# Entries shown start
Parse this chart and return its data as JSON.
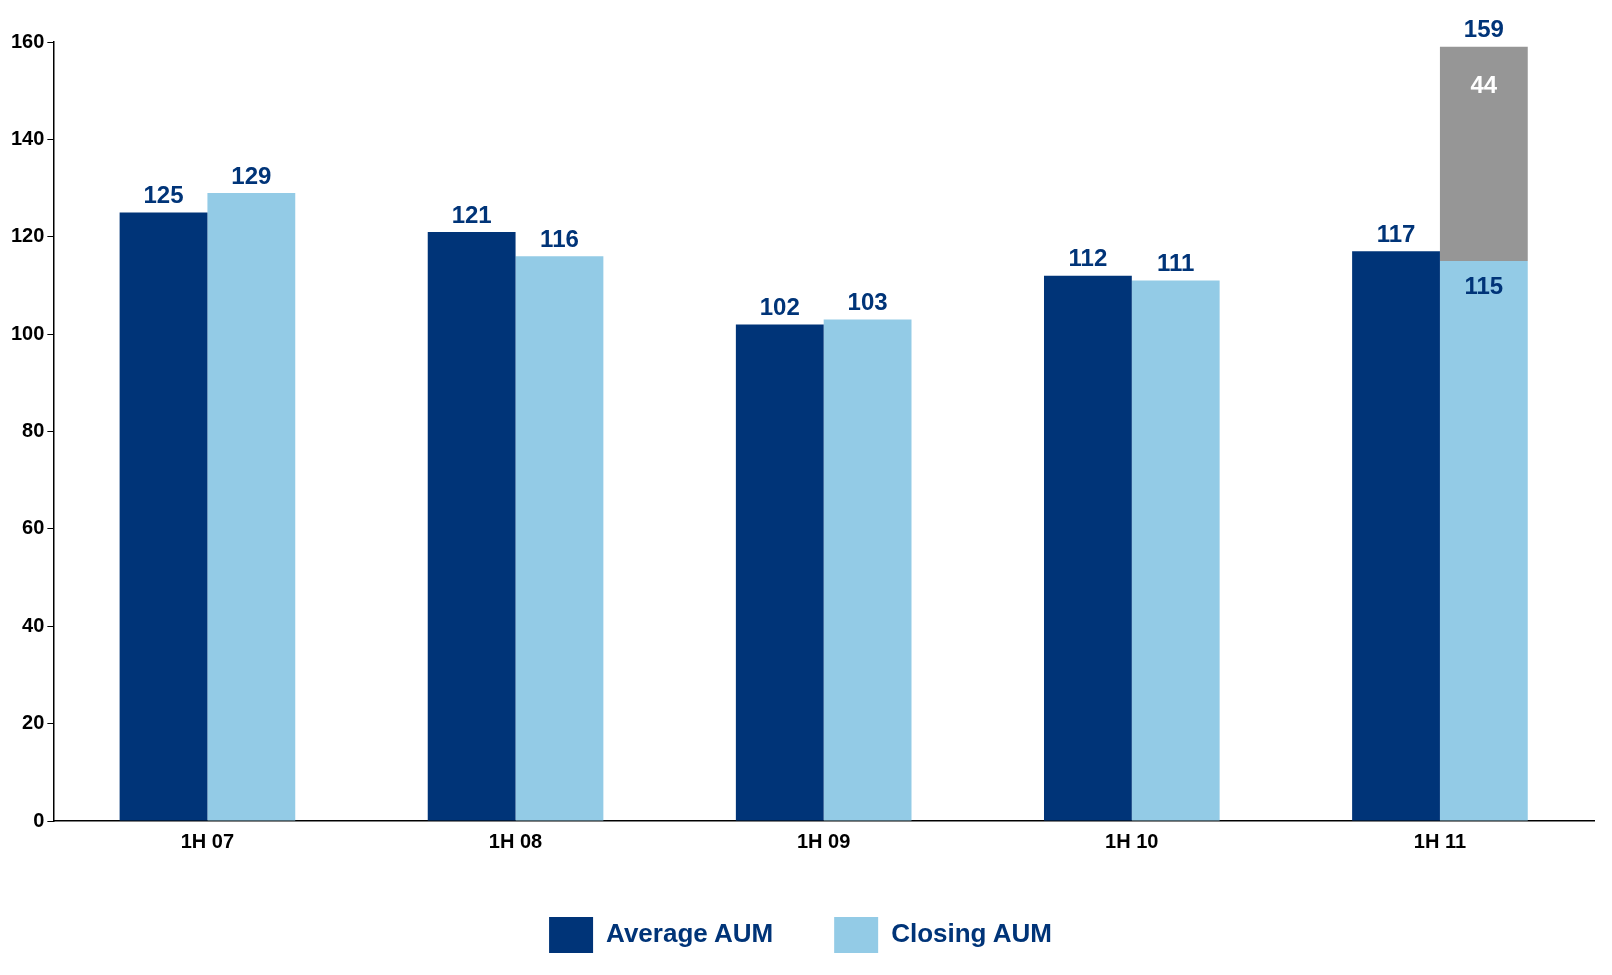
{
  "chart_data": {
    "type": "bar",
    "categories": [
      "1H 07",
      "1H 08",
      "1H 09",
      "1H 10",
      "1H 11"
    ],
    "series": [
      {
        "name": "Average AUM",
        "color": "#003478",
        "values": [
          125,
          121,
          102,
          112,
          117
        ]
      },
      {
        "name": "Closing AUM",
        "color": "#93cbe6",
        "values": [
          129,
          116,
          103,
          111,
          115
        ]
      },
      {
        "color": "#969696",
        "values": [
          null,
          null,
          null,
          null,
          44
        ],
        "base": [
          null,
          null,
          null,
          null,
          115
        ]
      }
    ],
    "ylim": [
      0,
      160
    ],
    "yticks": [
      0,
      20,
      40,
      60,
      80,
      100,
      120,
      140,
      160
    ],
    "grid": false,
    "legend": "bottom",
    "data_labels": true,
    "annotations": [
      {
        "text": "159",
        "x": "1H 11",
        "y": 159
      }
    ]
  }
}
# Entries shown end
# Entries shown start
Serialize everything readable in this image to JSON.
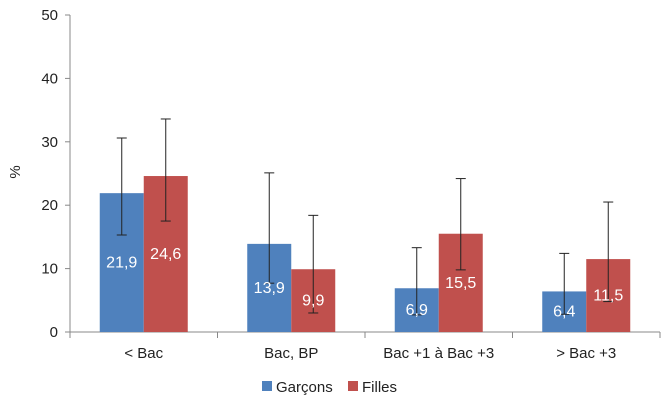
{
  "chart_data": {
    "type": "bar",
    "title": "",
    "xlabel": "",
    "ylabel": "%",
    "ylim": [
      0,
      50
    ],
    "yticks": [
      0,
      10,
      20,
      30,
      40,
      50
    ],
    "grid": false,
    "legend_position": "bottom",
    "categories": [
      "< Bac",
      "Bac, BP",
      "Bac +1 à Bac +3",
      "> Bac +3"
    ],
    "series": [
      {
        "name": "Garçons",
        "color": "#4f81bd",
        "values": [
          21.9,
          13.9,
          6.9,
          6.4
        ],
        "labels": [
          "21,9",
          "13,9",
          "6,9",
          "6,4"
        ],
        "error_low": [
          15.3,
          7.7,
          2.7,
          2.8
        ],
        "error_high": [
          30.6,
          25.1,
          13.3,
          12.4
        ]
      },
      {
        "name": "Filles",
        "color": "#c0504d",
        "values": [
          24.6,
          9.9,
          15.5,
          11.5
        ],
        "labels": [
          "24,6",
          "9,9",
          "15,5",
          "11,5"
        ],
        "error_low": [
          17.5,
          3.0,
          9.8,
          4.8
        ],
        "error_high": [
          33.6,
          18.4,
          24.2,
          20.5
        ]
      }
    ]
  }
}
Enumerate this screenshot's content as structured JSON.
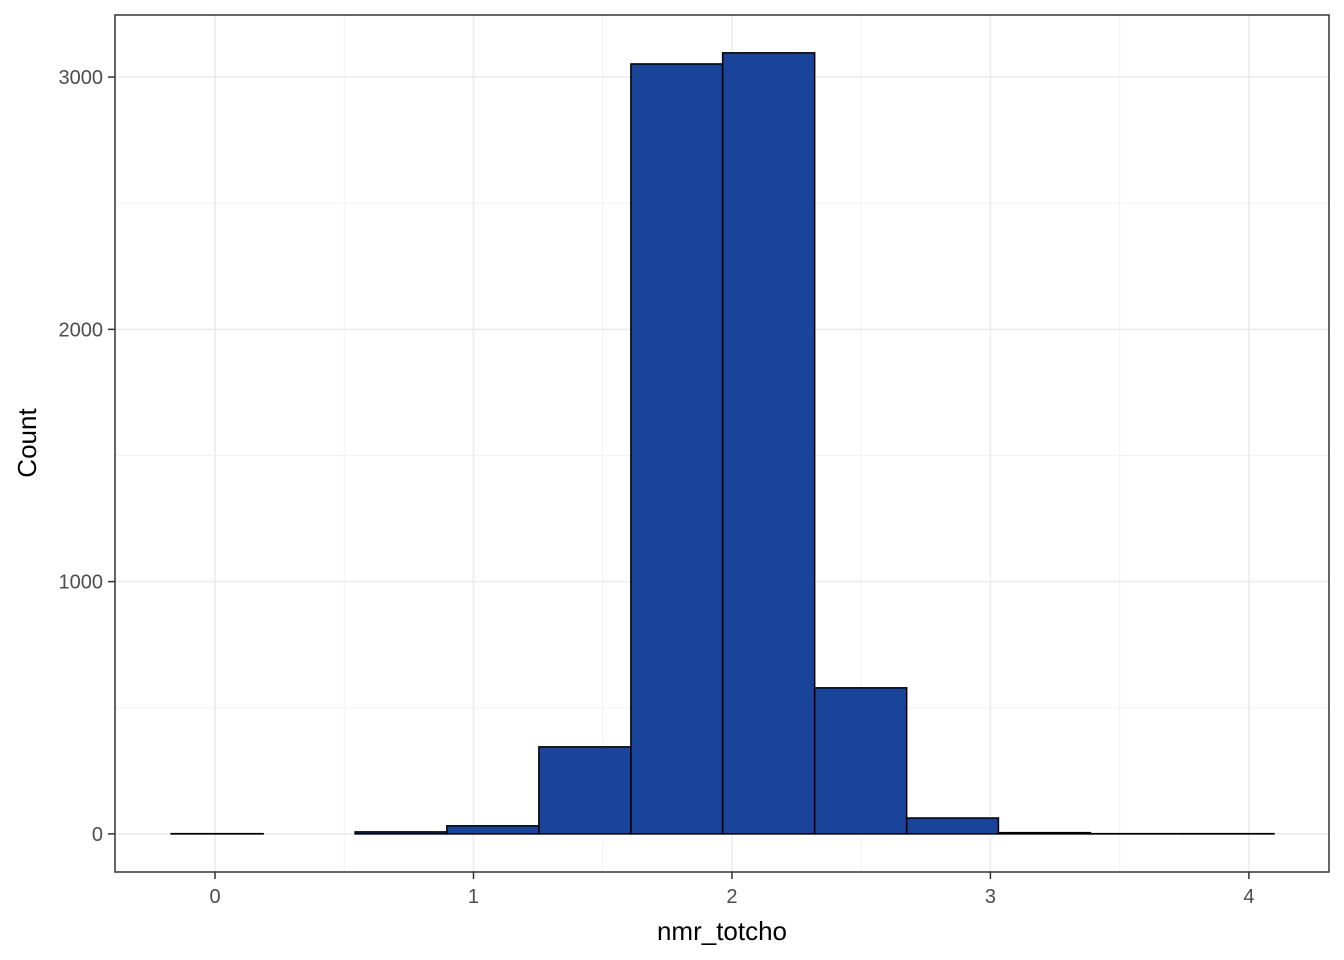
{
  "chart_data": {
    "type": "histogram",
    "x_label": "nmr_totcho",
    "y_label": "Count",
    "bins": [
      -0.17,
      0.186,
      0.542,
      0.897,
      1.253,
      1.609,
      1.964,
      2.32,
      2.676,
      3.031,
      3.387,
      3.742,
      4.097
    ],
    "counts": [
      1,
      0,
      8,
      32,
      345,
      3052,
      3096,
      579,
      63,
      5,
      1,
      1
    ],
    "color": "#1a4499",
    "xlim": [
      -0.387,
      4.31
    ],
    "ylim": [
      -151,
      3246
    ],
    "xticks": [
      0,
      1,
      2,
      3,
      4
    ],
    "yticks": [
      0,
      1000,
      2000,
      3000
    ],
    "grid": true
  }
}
# Entries shown end
# Entries shown start
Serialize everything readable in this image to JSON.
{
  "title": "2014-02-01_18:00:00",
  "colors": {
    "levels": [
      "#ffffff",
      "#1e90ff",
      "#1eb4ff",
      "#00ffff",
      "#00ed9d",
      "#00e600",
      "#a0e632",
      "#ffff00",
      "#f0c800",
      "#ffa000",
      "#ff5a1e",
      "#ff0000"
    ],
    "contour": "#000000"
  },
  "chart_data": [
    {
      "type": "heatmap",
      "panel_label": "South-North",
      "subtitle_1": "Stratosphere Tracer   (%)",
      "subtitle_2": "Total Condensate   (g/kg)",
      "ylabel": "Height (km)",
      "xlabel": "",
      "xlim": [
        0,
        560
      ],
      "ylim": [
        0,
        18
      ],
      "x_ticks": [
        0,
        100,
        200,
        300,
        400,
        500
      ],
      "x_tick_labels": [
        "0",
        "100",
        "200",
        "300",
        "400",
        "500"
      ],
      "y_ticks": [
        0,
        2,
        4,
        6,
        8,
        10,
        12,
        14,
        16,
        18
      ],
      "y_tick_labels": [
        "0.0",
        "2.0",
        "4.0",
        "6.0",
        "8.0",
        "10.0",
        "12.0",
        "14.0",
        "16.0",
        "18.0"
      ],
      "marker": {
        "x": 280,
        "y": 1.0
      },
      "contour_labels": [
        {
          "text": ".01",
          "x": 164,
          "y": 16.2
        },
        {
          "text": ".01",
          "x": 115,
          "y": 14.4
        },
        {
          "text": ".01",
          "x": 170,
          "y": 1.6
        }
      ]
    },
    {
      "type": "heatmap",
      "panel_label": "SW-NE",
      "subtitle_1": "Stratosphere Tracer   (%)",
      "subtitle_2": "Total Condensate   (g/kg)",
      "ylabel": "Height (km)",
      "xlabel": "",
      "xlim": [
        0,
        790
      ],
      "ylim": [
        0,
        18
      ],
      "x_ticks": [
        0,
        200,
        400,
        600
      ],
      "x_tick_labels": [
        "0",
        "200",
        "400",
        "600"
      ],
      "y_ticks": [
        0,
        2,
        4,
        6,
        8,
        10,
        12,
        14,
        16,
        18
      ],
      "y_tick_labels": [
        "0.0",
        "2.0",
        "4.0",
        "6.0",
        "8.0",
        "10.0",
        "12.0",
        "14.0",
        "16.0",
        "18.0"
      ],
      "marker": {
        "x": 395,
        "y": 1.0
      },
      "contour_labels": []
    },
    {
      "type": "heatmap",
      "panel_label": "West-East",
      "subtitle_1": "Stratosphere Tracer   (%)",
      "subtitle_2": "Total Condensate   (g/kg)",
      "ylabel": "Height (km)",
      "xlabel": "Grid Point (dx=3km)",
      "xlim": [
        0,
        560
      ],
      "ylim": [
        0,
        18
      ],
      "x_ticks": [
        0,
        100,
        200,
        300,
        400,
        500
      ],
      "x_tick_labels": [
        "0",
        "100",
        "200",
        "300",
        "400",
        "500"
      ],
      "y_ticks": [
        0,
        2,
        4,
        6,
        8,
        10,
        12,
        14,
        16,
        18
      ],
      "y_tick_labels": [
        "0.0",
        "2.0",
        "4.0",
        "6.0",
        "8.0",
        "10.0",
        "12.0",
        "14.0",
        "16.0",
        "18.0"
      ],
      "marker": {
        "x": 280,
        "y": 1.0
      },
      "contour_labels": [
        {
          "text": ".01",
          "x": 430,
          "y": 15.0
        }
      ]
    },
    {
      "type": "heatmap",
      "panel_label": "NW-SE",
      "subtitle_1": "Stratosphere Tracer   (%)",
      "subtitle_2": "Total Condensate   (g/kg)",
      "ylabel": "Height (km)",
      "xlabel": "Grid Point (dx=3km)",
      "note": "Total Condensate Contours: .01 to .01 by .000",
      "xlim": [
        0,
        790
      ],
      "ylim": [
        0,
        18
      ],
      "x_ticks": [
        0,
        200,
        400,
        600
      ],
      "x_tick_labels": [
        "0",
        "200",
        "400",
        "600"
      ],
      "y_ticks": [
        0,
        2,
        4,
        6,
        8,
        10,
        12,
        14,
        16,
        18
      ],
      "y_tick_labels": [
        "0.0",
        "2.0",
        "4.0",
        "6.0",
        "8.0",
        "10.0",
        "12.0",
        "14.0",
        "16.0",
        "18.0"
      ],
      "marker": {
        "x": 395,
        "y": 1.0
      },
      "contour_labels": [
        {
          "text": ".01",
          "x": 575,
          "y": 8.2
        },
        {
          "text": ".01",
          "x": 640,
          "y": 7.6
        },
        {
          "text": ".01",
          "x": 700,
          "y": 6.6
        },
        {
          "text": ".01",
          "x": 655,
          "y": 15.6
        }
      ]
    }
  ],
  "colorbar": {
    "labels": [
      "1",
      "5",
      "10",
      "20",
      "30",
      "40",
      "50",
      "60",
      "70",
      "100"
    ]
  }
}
# Entries shown end
Task prompt |
In how many lines does the word "bottom" appear? Respond with the number alone.

Task solution |
2